* **Task requirements**: Your task is to give the data again, exactly, with every line intact.

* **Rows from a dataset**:
** BEGIN **

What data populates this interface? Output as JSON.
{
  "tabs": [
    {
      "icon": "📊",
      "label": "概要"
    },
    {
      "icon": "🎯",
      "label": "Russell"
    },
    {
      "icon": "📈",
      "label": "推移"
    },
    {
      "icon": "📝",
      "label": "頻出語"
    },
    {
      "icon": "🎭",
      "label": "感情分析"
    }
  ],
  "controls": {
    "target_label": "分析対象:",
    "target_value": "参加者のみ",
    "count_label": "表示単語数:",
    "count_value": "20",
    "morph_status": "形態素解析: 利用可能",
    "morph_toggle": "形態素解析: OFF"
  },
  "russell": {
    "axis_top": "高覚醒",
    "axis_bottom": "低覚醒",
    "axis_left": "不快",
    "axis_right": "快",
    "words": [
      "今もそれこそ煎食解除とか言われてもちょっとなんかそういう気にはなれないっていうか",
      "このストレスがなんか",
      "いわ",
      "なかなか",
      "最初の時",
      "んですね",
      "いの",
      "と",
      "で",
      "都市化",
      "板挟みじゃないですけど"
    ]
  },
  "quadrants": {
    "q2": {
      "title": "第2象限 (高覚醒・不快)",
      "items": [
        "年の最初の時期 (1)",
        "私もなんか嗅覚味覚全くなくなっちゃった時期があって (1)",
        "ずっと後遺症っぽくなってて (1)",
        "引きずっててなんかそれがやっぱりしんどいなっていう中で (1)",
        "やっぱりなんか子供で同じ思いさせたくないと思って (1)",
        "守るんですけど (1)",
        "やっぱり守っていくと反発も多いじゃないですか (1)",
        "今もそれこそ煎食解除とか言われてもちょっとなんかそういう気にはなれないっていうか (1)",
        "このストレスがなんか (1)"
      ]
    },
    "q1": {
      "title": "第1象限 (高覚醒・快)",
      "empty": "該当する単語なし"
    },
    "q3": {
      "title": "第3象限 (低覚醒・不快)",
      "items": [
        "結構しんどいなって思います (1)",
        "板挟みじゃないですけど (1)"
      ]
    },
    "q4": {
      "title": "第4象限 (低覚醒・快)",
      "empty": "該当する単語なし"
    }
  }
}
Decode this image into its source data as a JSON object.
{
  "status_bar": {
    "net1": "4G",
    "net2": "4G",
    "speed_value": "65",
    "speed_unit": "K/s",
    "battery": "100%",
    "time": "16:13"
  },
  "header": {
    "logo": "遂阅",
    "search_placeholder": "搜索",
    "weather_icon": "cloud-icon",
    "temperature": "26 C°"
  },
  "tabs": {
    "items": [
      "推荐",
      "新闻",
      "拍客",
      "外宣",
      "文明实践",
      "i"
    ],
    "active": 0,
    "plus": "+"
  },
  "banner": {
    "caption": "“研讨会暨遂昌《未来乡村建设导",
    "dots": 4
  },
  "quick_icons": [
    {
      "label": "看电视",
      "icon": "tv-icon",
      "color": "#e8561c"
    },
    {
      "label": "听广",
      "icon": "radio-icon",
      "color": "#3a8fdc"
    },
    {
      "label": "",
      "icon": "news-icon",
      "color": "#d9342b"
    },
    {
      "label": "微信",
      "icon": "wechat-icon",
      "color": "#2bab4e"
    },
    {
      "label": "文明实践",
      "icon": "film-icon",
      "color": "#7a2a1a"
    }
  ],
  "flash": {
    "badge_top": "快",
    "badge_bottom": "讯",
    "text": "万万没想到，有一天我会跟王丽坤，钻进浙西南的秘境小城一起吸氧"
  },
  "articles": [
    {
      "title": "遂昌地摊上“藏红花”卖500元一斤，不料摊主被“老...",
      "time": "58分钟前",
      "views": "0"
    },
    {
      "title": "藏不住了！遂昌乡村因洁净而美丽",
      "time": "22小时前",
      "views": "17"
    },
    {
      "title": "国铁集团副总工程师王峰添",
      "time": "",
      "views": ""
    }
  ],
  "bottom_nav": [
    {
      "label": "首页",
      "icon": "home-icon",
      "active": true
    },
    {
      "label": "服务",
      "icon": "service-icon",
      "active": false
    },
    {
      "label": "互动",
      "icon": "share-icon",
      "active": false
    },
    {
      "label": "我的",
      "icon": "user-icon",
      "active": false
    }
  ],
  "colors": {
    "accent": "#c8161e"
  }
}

** END **

* **Result of this exercise**:
What data populates this interface? Output as JSON.
{
  "tabs": [
    {
      "icon": "📊",
      "label": "概要"
    },
    {
      "icon": "🎯",
      "label": "Russell"
    },
    {
      "icon": "📈",
      "label": "推移"
    },
    {
      "icon": "📝",
      "label": "頻出語"
    },
    {
      "icon": "🎭",
      "label": "感情分析"
    }
  ],
  "controls": {
    "target_label": "分析対象:",
    "target_value": "参加者のみ",
    "count_label": "表示単語数:",
    "count_value": "20",
    "morph_status": "形態素解析: 利用可能",
    "morph_toggle": "形態素解析: OFF"
  },
  "russell": {
    "axis_top": "高覚醒",
    "axis_bottom": "低覚醒",
    "axis_left": "不快",
    "axis_right": "快",
    "words": [
      "今もそれこそ煎食解除とか言われてもちょっとなんかそういう気にはなれないっていうか",
      "このストレスがなんか",
      "いわ",
      "なかなか",
      "最初の時",
      "んですね",
      "いの",
      "と",
      "で",
      "都市化",
      "板挟みじゃないですけど"
    ]
  },
  "quadrants": {
    "q2": {
      "title": "第2象限 (高覚醒・不快)",
      "items": [
        "年の最初の時期 (1)",
        "私もなんか嗅覚味覚全くなくなっちゃった時期があって (1)",
        "ずっと後遺症っぽくなってて (1)",
        "引きずっててなんかそれがやっぱりしんどいなっていう中で (1)",
        "やっぱりなんか子供で同じ思いさせたくないと思って (1)",
        "守るんですけど (1)",
        "やっぱり守っていくと反発も多いじゃないですか (1)",
        "今もそれこそ煎食解除とか言われてもちょっとなんかそういう気にはなれないっていうか (1)",
        "このストレスがなんか (1)"
      ]
    },
    "q1": {
      "title": "第1象限 (高覚醒・快)",
      "empty": "該当する単語なし"
    },
    "q3": {
      "title": "第3象限 (低覚醒・不快)",
      "items": [
        "結構しんどいなって思います (1)",
        "板挟みじゃないですけど (1)"
      ]
    },
    "q4": {
      "title": "第4象限 (低覚醒・快)",
      "empty": "該当する単語なし"
    }
  }
}
Decode this image into its source data as a JSON object.
{
  "status_bar": {
    "net1": "4G",
    "net2": "4G",
    "speed_value": "65",
    "speed_unit": "K/s",
    "battery": "100%",
    "time": "16:13"
  },
  "header": {
    "logo": "遂阅",
    "search_placeholder": "搜索",
    "weather_icon": "cloud-icon",
    "temperature": "26 C°"
  },
  "tabs": {
    "items": [
      "推荐",
      "新闻",
      "拍客",
      "外宣",
      "文明实践",
      "i"
    ],
    "active": 0,
    "plus": "+"
  },
  "banner": {
    "caption": "“研讨会暨遂昌《未来乡村建设导",
    "dots": 4
  },
  "quick_icons": [
    {
      "label": "看电视",
      "icon": "tv-icon",
      "color": "#e8561c"
    },
    {
      "label": "听广",
      "icon": "radio-icon",
      "color": "#3a8fdc"
    },
    {
      "label": "",
      "icon": "news-icon",
      "color": "#d9342b"
    },
    {
      "label": "微信",
      "icon": "wechat-icon",
      "color": "#2bab4e"
    },
    {
      "label": "文明实践",
      "icon": "film-icon",
      "color": "#7a2a1a"
    }
  ],
  "flash": {
    "badge_top": "快",
    "badge_bottom": "讯",
    "text": "万万没想到，有一天我会跟王丽坤，钻进浙西南的秘境小城一起吸氧"
  },
  "articles": [
    {
      "title": "遂昌地摊上“藏红花”卖500元一斤，不料摊主被“老...",
      "time": "58分钟前",
      "views": "0"
    },
    {
      "title": "藏不住了！遂昌乡村因洁净而美丽",
      "time": "22小时前",
      "views": "17"
    },
    {
      "title": "国铁集团副总工程师王峰添",
      "time": "",
      "views": ""
    }
  ],
  "bottom_nav": [
    {
      "label": "首页",
      "icon": "home-icon",
      "active": true
    },
    {
      "label": "服务",
      "icon": "service-icon",
      "active": false
    },
    {
      "label": "互动",
      "icon": "share-icon",
      "active": false
    },
    {
      "label": "我的",
      "icon": "user-icon",
      "active": false
    }
  ],
  "colors": {
    "accent": "#c8161e"
  }
}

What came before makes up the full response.